### Requirement
Pull out each line of the records holding the string "Outgoing".

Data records
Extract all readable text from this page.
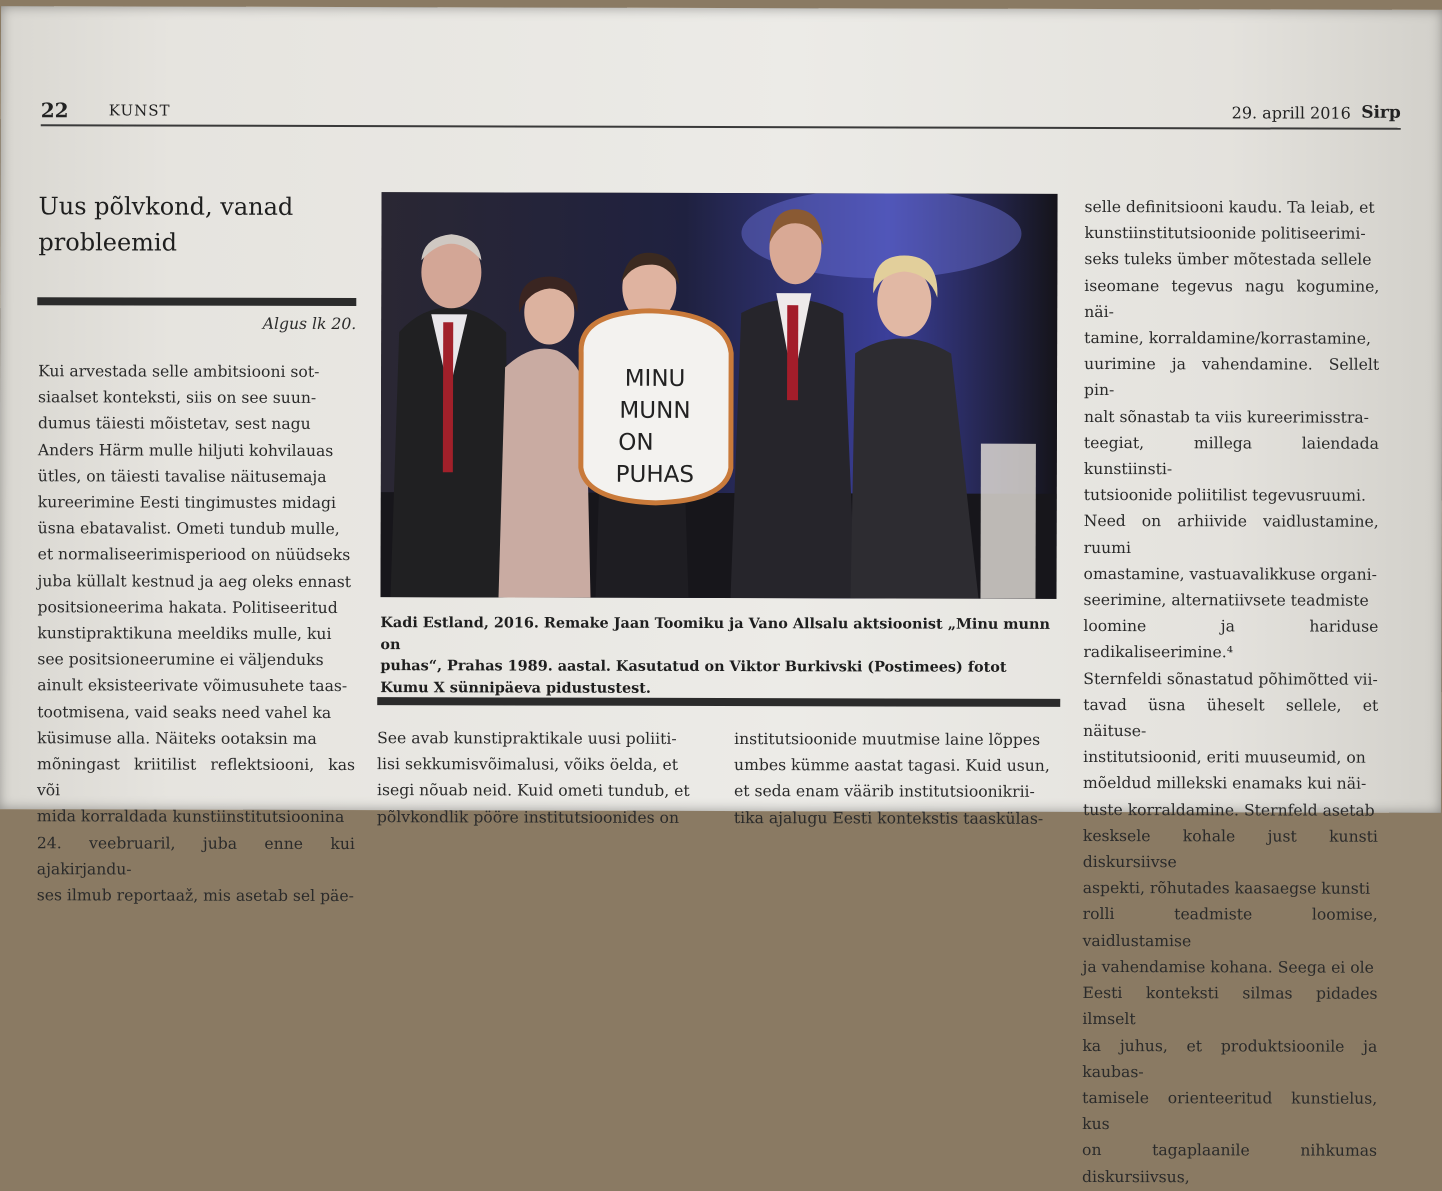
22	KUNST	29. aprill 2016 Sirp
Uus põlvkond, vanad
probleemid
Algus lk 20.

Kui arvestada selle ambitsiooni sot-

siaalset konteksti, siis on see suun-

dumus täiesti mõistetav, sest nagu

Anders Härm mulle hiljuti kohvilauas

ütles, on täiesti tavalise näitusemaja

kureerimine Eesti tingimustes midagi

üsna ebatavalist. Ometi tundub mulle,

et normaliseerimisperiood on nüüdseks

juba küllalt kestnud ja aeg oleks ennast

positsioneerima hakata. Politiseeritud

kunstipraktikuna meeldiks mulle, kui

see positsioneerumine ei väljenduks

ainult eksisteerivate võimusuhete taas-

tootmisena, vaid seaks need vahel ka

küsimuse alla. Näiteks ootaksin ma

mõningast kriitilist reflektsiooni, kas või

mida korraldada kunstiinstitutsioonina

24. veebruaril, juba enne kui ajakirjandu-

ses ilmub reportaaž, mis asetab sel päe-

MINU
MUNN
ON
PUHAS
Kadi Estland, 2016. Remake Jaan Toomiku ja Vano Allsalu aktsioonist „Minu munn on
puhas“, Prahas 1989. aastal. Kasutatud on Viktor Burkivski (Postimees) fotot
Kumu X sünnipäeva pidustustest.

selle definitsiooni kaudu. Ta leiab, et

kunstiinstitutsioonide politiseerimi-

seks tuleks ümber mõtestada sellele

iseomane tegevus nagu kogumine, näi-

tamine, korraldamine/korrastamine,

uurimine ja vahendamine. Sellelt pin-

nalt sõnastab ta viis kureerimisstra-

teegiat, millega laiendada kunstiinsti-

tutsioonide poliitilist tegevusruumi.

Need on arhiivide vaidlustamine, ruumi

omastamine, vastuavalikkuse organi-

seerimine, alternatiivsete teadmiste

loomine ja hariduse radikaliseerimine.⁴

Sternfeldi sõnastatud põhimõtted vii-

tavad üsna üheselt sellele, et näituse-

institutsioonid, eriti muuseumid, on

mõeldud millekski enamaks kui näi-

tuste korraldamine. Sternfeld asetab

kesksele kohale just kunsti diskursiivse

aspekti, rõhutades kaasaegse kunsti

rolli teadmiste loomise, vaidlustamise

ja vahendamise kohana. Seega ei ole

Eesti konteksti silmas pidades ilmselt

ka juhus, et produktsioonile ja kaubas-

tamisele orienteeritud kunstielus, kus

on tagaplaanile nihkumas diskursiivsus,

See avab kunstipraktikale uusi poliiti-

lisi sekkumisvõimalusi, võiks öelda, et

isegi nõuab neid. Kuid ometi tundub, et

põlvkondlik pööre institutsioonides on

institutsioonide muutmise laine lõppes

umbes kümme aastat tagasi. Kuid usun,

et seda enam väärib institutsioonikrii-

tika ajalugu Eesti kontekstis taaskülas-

* * *

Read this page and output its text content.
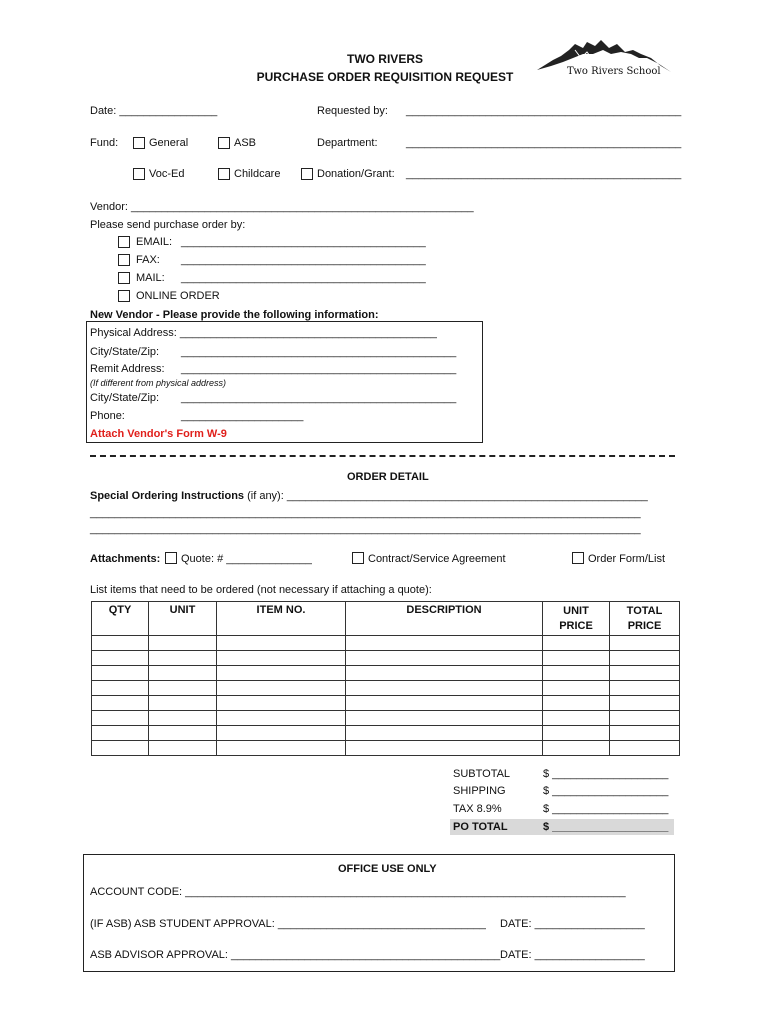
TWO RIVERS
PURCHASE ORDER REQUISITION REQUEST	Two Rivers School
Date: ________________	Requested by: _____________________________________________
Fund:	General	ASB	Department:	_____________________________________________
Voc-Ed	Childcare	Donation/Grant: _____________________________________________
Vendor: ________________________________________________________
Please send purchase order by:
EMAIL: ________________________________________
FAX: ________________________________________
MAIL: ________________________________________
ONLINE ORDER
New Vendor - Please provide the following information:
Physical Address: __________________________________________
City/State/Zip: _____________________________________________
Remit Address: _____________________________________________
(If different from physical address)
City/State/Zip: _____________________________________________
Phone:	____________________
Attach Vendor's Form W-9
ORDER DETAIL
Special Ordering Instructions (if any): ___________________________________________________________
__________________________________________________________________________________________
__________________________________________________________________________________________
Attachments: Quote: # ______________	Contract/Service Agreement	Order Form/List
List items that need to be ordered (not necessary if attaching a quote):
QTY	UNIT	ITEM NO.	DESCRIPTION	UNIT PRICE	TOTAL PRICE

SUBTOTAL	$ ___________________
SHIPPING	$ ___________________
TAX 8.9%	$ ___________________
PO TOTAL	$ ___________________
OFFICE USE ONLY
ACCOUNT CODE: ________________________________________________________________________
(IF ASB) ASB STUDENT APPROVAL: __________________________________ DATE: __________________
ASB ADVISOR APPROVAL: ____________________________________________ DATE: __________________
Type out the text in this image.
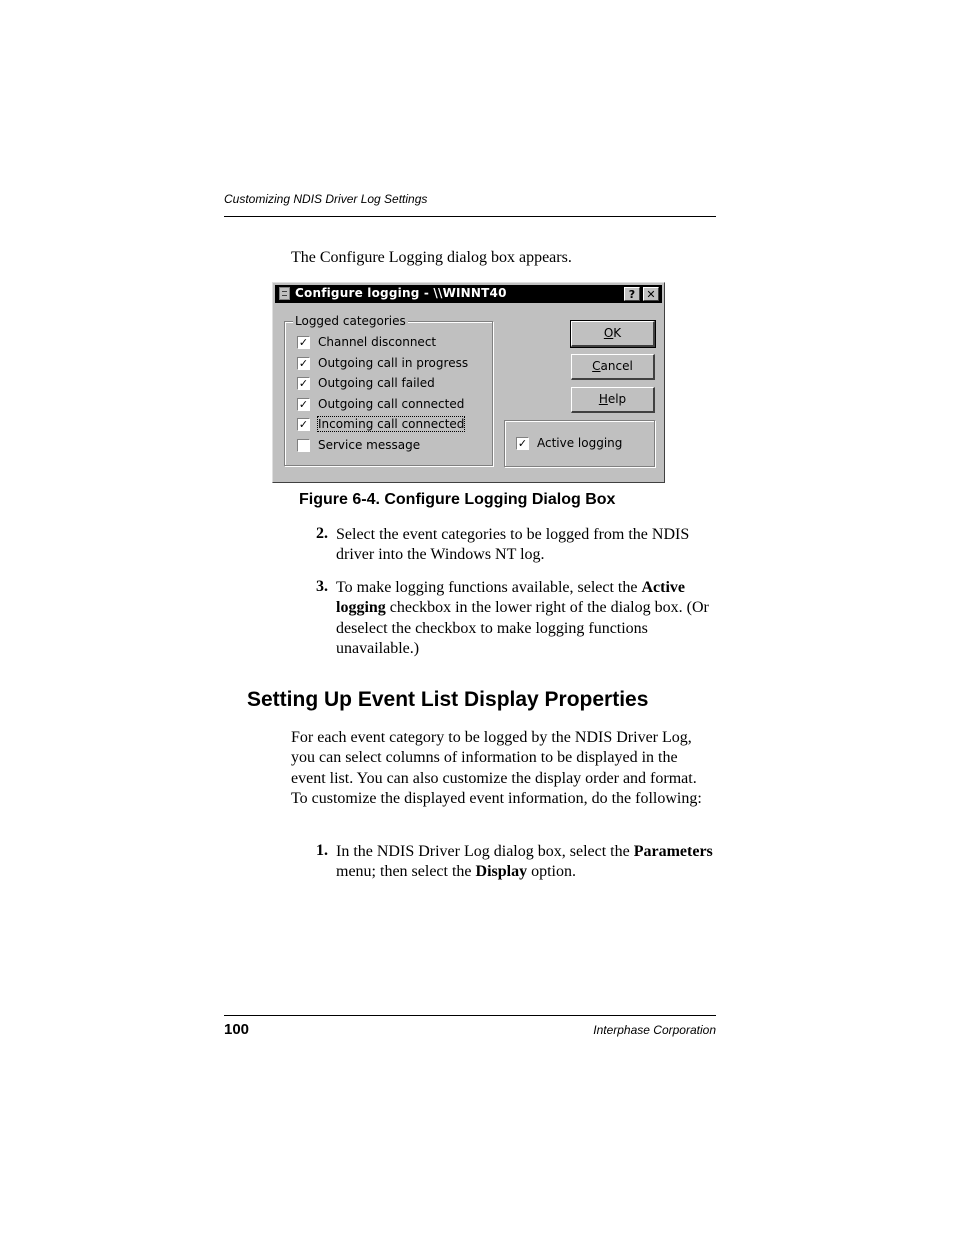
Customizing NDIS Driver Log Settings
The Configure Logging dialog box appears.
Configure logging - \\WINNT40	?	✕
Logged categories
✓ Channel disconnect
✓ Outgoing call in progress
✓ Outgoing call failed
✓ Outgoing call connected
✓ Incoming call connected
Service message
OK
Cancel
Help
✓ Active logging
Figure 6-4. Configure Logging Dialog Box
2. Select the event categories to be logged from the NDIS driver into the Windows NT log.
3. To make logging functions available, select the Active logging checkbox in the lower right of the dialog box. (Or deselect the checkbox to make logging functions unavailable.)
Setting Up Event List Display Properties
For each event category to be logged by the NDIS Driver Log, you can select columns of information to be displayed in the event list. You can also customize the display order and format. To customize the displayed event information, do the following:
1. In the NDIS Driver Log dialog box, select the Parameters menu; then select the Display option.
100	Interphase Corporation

### The result
✓ Outgoing call in progress
✓ Outgoing call failed
✓ Outgoing call connected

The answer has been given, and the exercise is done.